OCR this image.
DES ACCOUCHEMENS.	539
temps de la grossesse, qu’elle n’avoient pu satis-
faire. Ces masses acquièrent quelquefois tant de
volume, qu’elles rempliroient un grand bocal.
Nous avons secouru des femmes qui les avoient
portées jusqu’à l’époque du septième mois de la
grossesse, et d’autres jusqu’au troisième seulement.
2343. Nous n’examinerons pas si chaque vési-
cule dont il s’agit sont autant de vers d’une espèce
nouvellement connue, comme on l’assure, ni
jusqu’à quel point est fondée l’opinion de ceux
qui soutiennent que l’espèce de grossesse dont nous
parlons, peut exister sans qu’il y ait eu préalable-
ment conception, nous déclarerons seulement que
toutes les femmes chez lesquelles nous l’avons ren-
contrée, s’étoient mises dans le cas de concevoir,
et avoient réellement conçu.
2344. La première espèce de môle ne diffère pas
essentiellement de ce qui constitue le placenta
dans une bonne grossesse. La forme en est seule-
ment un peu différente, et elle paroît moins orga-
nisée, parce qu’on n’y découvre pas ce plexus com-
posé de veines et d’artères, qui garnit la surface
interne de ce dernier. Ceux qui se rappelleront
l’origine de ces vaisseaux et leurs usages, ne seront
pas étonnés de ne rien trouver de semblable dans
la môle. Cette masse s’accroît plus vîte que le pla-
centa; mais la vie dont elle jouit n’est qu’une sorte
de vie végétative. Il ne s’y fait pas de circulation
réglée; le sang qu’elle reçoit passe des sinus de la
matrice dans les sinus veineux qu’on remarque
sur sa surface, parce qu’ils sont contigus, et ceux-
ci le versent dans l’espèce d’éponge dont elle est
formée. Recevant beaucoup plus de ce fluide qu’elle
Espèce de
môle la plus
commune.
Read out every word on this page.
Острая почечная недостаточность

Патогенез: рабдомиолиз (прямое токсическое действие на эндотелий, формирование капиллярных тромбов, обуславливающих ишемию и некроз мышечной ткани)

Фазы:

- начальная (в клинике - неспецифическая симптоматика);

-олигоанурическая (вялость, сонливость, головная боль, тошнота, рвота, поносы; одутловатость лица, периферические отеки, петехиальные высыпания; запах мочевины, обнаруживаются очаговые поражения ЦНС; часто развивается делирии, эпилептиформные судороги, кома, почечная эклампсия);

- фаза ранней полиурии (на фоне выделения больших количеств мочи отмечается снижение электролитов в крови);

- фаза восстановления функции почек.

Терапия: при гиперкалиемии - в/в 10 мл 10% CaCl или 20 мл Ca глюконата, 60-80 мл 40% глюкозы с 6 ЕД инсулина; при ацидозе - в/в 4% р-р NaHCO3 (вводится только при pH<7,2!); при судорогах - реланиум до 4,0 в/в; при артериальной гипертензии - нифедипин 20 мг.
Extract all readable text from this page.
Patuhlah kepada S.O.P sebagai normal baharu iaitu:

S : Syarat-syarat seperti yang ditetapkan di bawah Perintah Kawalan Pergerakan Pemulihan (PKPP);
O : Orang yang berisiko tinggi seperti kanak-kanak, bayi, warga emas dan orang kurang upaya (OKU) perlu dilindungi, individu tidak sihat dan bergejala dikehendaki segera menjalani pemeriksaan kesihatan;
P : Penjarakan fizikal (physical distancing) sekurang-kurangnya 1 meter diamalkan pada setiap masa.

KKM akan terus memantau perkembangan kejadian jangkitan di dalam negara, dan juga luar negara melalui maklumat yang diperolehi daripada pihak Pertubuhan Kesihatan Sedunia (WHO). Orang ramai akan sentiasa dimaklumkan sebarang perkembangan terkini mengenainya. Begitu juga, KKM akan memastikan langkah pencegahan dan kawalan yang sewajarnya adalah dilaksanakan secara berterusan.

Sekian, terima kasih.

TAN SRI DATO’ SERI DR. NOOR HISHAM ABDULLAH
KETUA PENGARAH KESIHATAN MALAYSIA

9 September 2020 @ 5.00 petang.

------------------------------------------------------------------------

## Set task
Beginning at the line containing "Extract all readable text from this page.", repeat each line exactly through the last line of the entries, and include no other lines.

## Answer to the task
Extract all readable text from this page.
Patuhlah kepada S.O.P sebagai normal baharu iaitu:

S : Syarat-syarat seperti yang ditetapkan di bawah Perintah Kawalan Pergerakan Pemulihan (PKPP);
O : Orang yang berisiko tinggi seperti kanak-kanak, bayi, warga emas dan orang kurang upaya (OKU) perlu dilindungi, individu tidak sihat dan bergejala dikehendaki segera menjalani pemeriksaan kesihatan;
P : Penjarakan fizikal (physical distancing) sekurang-kurangnya 1 meter diamalkan pada setiap masa.

KKM akan terus memantau perkembangan kejadian jangkitan di dalam negara, dan juga luar negara melalui maklumat yang diperolehi daripada pihak Pertubuhan Kesihatan Sedunia (WHO). Orang ramai akan sentiasa dimaklumkan sebarang perkembangan terkini mengenainya. Begitu juga, KKM akan memastikan langkah pencegahan dan kawalan yang sewajarnya adalah dilaksanakan secara berterusan.

Sekian, terima kasih.

TAN SRI DATO’ SERI DR. NOOR HISHAM ABDULLAH
KETUA PENGARAH KESIHATAN MALAYSIA

9 September 2020 @ 5.00 petang.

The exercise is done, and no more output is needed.